>> Start

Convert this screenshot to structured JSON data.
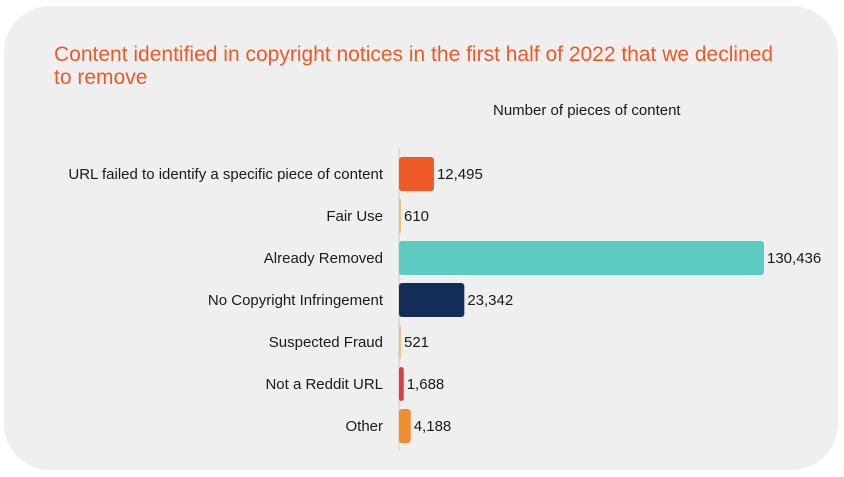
{
  "chart_data": {
    "type": "bar",
    "orientation": "horizontal",
    "title": "Content identified in copyright notices in the first half of 2022 that we declined to remove",
    "xlabel": "Number of pieces of content",
    "ylabel": "",
    "xlim": [
      0,
      130436
    ],
    "grid": false,
    "legend": "none",
    "categories": [
      "URL failed to identify a specific piece of content",
      "Fair Use",
      "Already Removed",
      "No Copyright Infringement",
      "Suspected Fraud",
      "Not a Reddit URL",
      "Other"
    ],
    "values": [
      12495,
      610,
      130436,
      23342,
      521,
      1688,
      4188
    ],
    "value_labels": [
      "12,495",
      "610",
      "130,436",
      "23,342",
      "521",
      "1,688",
      "4,188"
    ],
    "colors": [
      "#ee5a28",
      "#f0c27a",
      "#5ccbc1",
      "#142d58",
      "#f2c27e",
      "#e03c45",
      "#f28c2e"
    ]
  }
}
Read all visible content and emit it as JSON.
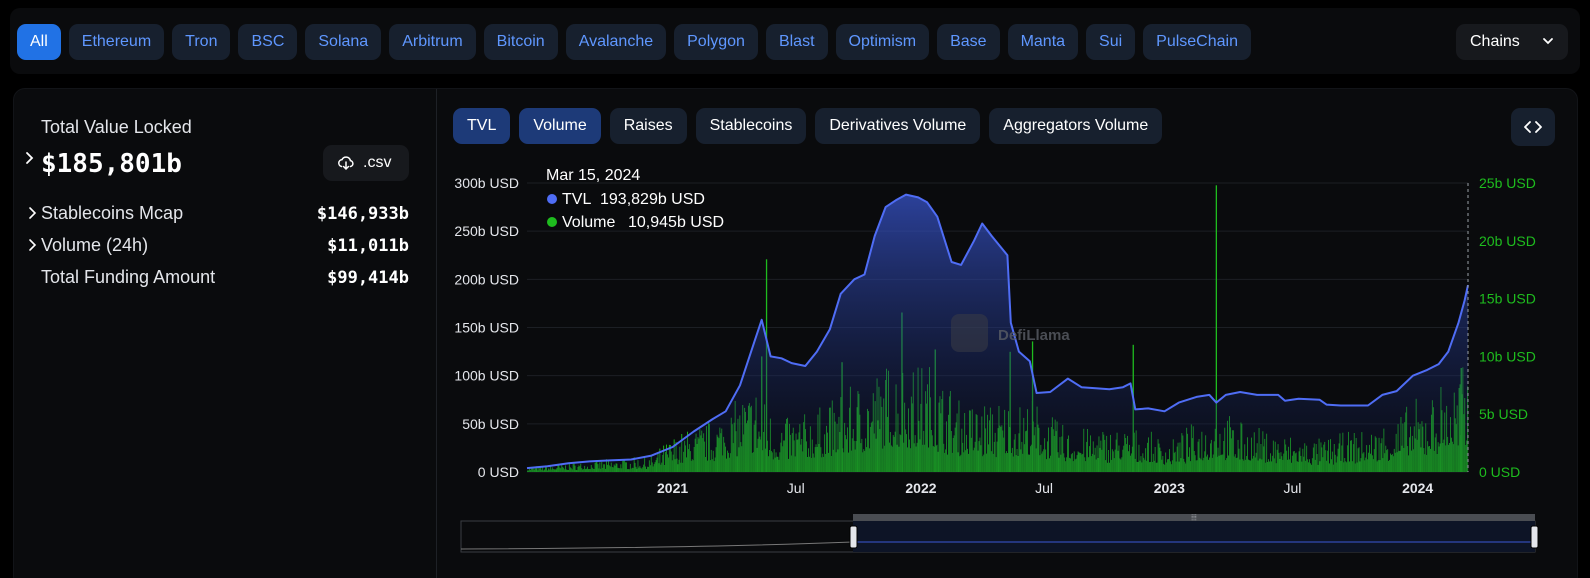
{
  "chains": {
    "items": [
      "All",
      "Ethereum",
      "Tron",
      "BSC",
      "Solana",
      "Arbitrum",
      "Bitcoin",
      "Avalanche",
      "Polygon",
      "Blast",
      "Optimism",
      "Base",
      "Manta",
      "Sui",
      "PulseChain"
    ],
    "active_index": 0,
    "select_label": "Chains",
    "select_icon": "chevron-down-icon"
  },
  "summary": {
    "tvl_label": "Total Value Locked",
    "tvl_value": "$185,801b",
    "csv_label": ".csv",
    "csv_icon": "download-cloud-icon",
    "rows": [
      {
        "label": "Stablecoins Mcap",
        "value": "$146,933b",
        "expandable": true
      },
      {
        "label": "Volume (24h)",
        "value": "$11,011b",
        "expandable": true
      },
      {
        "label": "Total Funding Amount",
        "value": "$99,414b",
        "expandable": false
      }
    ]
  },
  "metrics": {
    "tabs": [
      "TVL",
      "Volume",
      "Raises",
      "Stablecoins",
      "Derivatives Volume",
      "Aggregators Volume"
    ],
    "active": [
      "TVL",
      "Volume"
    ],
    "embed_icon": "code-brackets-icon"
  },
  "tooltip": {
    "date": "Mar 15, 2024",
    "items": [
      {
        "name": "TVL",
        "value": "193,829b USD",
        "color": "#4f6df5"
      },
      {
        "name": "Volume",
        "value": "10,945b USD",
        "color": "#1ebc1e"
      }
    ]
  },
  "watermark": "DefiLlama",
  "chart_data": {
    "type": "line+bar",
    "x_ticks": [
      "2021",
      "Jul",
      "2022",
      "Jul",
      "2023",
      "Jul",
      "2024"
    ],
    "x_ticks_bold": [
      "2021",
      "2022",
      "2023",
      "2024"
    ],
    "left_axis": {
      "ticks": [
        "0 USD",
        "50b USD",
        "100b USD",
        "150b USD",
        "200b USD",
        "250b USD",
        "300b USD"
      ],
      "range": [
        0,
        300
      ],
      "unit": "b USD"
    },
    "right_axis": {
      "ticks": [
        "0 USD",
        "5b USD",
        "10b USD",
        "15b USD",
        "20b USD",
        "25b USD"
      ],
      "range": [
        0,
        25
      ],
      "unit": "b USD",
      "color": "#1ebc1e"
    },
    "x_range": [
      "2020-06-01",
      "2024-03-15"
    ],
    "series": [
      {
        "name": "TVL",
        "type": "area",
        "axis": "left",
        "color": "#4f6df5",
        "points": [
          [
            "2020-06-01",
            4
          ],
          [
            "2020-07-01",
            6
          ],
          [
            "2020-08-01",
            9
          ],
          [
            "2020-09-01",
            11
          ],
          [
            "2020-10-01",
            12
          ],
          [
            "2020-11-01",
            13
          ],
          [
            "2020-12-01",
            17
          ],
          [
            "2021-01-01",
            26
          ],
          [
            "2021-02-01",
            42
          ],
          [
            "2021-03-01",
            55
          ],
          [
            "2021-03-20",
            63
          ],
          [
            "2021-04-10",
            90
          ],
          [
            "2021-05-01",
            135
          ],
          [
            "2021-05-12",
            158
          ],
          [
            "2021-05-25",
            120
          ],
          [
            "2021-06-10",
            118
          ],
          [
            "2021-06-25",
            113
          ],
          [
            "2021-07-15",
            110
          ],
          [
            "2021-08-01",
            125
          ],
          [
            "2021-08-20",
            148
          ],
          [
            "2021-09-05",
            185
          ],
          [
            "2021-09-25",
            200
          ],
          [
            "2021-10-10",
            205
          ],
          [
            "2021-10-25",
            245
          ],
          [
            "2021-11-10",
            275
          ],
          [
            "2021-11-25",
            282
          ],
          [
            "2021-12-10",
            288
          ],
          [
            "2021-12-28",
            285
          ],
          [
            "2022-01-10",
            280
          ],
          [
            "2022-01-25",
            265
          ],
          [
            "2022-02-15",
            218
          ],
          [
            "2022-03-01",
            215
          ],
          [
            "2022-03-20",
            240
          ],
          [
            "2022-04-01",
            258
          ],
          [
            "2022-04-15",
            245
          ],
          [
            "2022-04-30",
            232
          ],
          [
            "2022-05-08",
            225
          ],
          [
            "2022-05-13",
            155
          ],
          [
            "2022-05-25",
            125
          ],
          [
            "2022-06-10",
            115
          ],
          [
            "2022-06-20",
            82
          ],
          [
            "2022-07-10",
            83
          ],
          [
            "2022-08-05",
            97
          ],
          [
            "2022-08-25",
            88
          ],
          [
            "2022-09-15",
            87
          ],
          [
            "2022-10-05",
            86
          ],
          [
            "2022-10-25",
            88
          ],
          [
            "2022-11-05",
            92
          ],
          [
            "2022-11-12",
            65
          ],
          [
            "2022-12-01",
            66
          ],
          [
            "2022-12-25",
            63
          ],
          [
            "2023-01-15",
            72
          ],
          [
            "2023-02-10",
            78
          ],
          [
            "2023-03-01",
            80
          ],
          [
            "2023-03-11",
            72
          ],
          [
            "2023-03-25",
            80
          ],
          [
            "2023-04-15",
            83
          ],
          [
            "2023-05-10",
            80
          ],
          [
            "2023-06-10",
            80
          ],
          [
            "2023-06-20",
            74
          ],
          [
            "2023-07-10",
            76
          ],
          [
            "2023-08-10",
            75
          ],
          [
            "2023-08-20",
            70
          ],
          [
            "2023-09-10",
            69
          ],
          [
            "2023-10-01",
            69
          ],
          [
            "2023-10-20",
            69
          ],
          [
            "2023-11-10",
            80
          ],
          [
            "2023-12-01",
            84
          ],
          [
            "2023-12-25",
            100
          ],
          [
            "2024-01-15",
            106
          ],
          [
            "2024-02-01",
            112
          ],
          [
            "2024-02-15",
            125
          ],
          [
            "2024-03-01",
            155
          ],
          [
            "2024-03-10",
            178
          ],
          [
            "2024-03-15",
            194
          ]
        ]
      },
      {
        "name": "Volume",
        "type": "bar",
        "axis": "right",
        "color": "#1ebc1e",
        "envelope": [
          [
            "2020-06-01",
            0.3
          ],
          [
            "2020-09-01",
            0.6
          ],
          [
            "2020-12-01",
            0.9
          ],
          [
            "2021-01-01",
            2
          ],
          [
            "2021-03-01",
            3
          ],
          [
            "2021-05-01",
            5
          ],
          [
            "2021-06-01",
            3
          ],
          [
            "2021-08-01",
            3.5
          ],
          [
            "2021-10-01",
            5
          ],
          [
            "2021-12-01",
            6.5
          ],
          [
            "2022-01-15",
            6
          ],
          [
            "2022-03-01",
            4
          ],
          [
            "2022-05-01",
            4
          ],
          [
            "2022-06-15",
            4
          ],
          [
            "2022-08-01",
            2.5
          ],
          [
            "2022-11-01",
            2.5
          ],
          [
            "2023-01-01",
            1.8
          ],
          [
            "2023-03-10",
            3.5
          ],
          [
            "2023-05-01",
            2.5
          ],
          [
            "2023-08-01",
            1.8
          ],
          [
            "2023-11-01",
            2.5
          ],
          [
            "2024-01-01",
            4
          ],
          [
            "2024-03-15",
            6
          ]
        ],
        "spikes": [
          [
            "2021-05-19",
            18.4
          ],
          [
            "2021-05-12",
            10
          ],
          [
            "2021-09-07",
            9.5
          ],
          [
            "2021-12-04",
            13.8
          ],
          [
            "2022-01-22",
            10.6
          ],
          [
            "2022-05-12",
            10.4
          ],
          [
            "2022-06-14",
            11.3
          ],
          [
            "2022-11-09",
            11
          ],
          [
            "2023-03-11",
            24.8
          ],
          [
            "2024-03-05",
            9
          ]
        ]
      }
    ]
  }
}
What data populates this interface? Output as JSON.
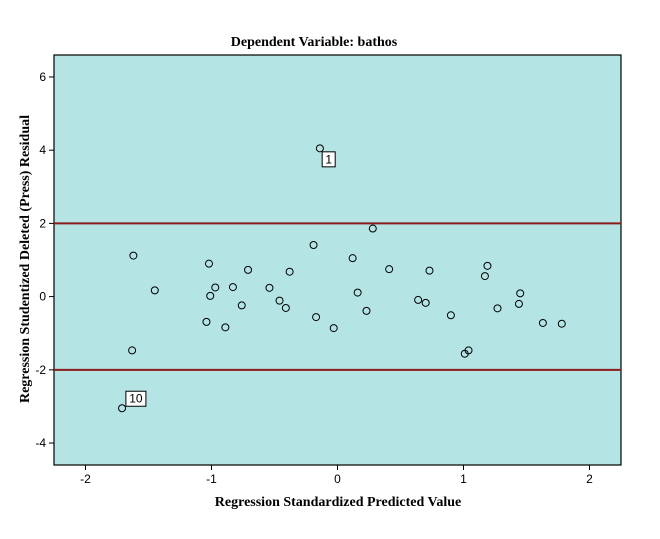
{
  "chart_data": {
    "type": "scatter",
    "title": "Dependent Variable: bathos",
    "xlabel": "Regression Standardized Predicted Value",
    "ylabel": "Regression Studentized Deleted (Press) Residual",
    "xlim": [
      -2.25,
      2.25
    ],
    "ylim": [
      -4.6,
      6.6
    ],
    "x_ticks": [
      -2,
      -1,
      0,
      1,
      2
    ],
    "x_tick_labels": [
      "-2",
      "-1",
      "0",
      "1",
      "2"
    ],
    "y_ticks": [
      -4,
      -2,
      0,
      2,
      4,
      6
    ],
    "y_tick_labels": [
      "-4",
      "-2",
      "0",
      "2",
      "4",
      "6"
    ],
    "reference_lines_y": [
      2,
      -2
    ],
    "grid": false,
    "colors": {
      "plot_background": "#b4e4e4",
      "reference_line": "#8b1a1a",
      "marker_stroke": "#000000"
    },
    "points": [
      {
        "x": -0.14,
        "y": 4.05
      },
      {
        "x": -1.71,
        "y": -3.05
      },
      {
        "x": -1.62,
        "y": 1.12
      },
      {
        "x": -1.63,
        "y": -1.47
      },
      {
        "x": -1.45,
        "y": 0.17
      },
      {
        "x": -1.02,
        "y": 0.9
      },
      {
        "x": -1.01,
        "y": 0.02
      },
      {
        "x": -1.04,
        "y": -0.69
      },
      {
        "x": -0.97,
        "y": 0.25
      },
      {
        "x": -0.89,
        "y": -0.84
      },
      {
        "x": -0.83,
        "y": 0.26
      },
      {
        "x": -0.76,
        "y": -0.24
      },
      {
        "x": -0.71,
        "y": 0.73
      },
      {
        "x": -0.54,
        "y": 0.24
      },
      {
        "x": -0.46,
        "y": -0.11
      },
      {
        "x": -0.41,
        "y": -0.31
      },
      {
        "x": -0.38,
        "y": 0.68
      },
      {
        "x": -0.19,
        "y": 1.41
      },
      {
        "x": -0.17,
        "y": -0.56
      },
      {
        "x": -0.03,
        "y": -0.86
      },
      {
        "x": 0.12,
        "y": 1.05
      },
      {
        "x": 0.16,
        "y": 0.11
      },
      {
        "x": 0.23,
        "y": -0.39
      },
      {
        "x": 0.28,
        "y": 1.86
      },
      {
        "x": 0.41,
        "y": 0.75
      },
      {
        "x": 0.64,
        "y": -0.09
      },
      {
        "x": 0.7,
        "y": -0.17
      },
      {
        "x": 0.73,
        "y": 0.71
      },
      {
        "x": 0.9,
        "y": -0.51
      },
      {
        "x": 1.01,
        "y": -1.56
      },
      {
        "x": 1.04,
        "y": -1.47
      },
      {
        "x": 1.17,
        "y": 0.56
      },
      {
        "x": 1.19,
        "y": 0.84
      },
      {
        "x": 1.27,
        "y": -0.32
      },
      {
        "x": 1.44,
        "y": -0.2
      },
      {
        "x": 1.45,
        "y": 0.09
      },
      {
        "x": 1.63,
        "y": -0.72
      },
      {
        "x": 1.78,
        "y": -0.74
      }
    ],
    "annotations": [
      {
        "text": "1",
        "x": -0.07,
        "y": 3.75
      },
      {
        "text": "10",
        "x": -1.6,
        "y": -2.79
      }
    ]
  }
}
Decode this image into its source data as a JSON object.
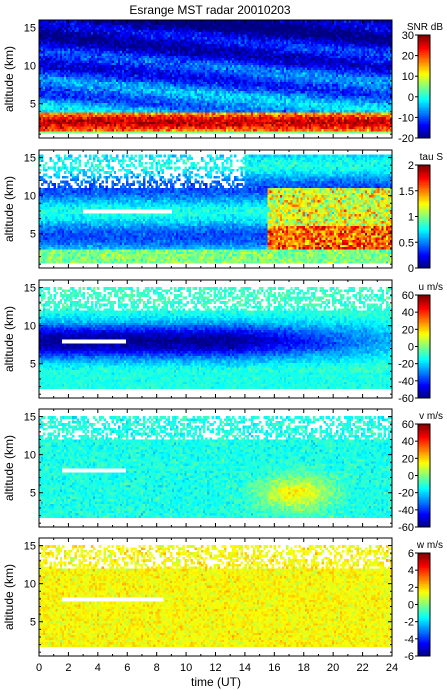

>> End

*Exercise objective*
Check each line above for the string "Stablecoins", then copy the ones that have it.

*Output for this exercise*
        "label": "Stablecoins Mcap",
      "Stablecoins",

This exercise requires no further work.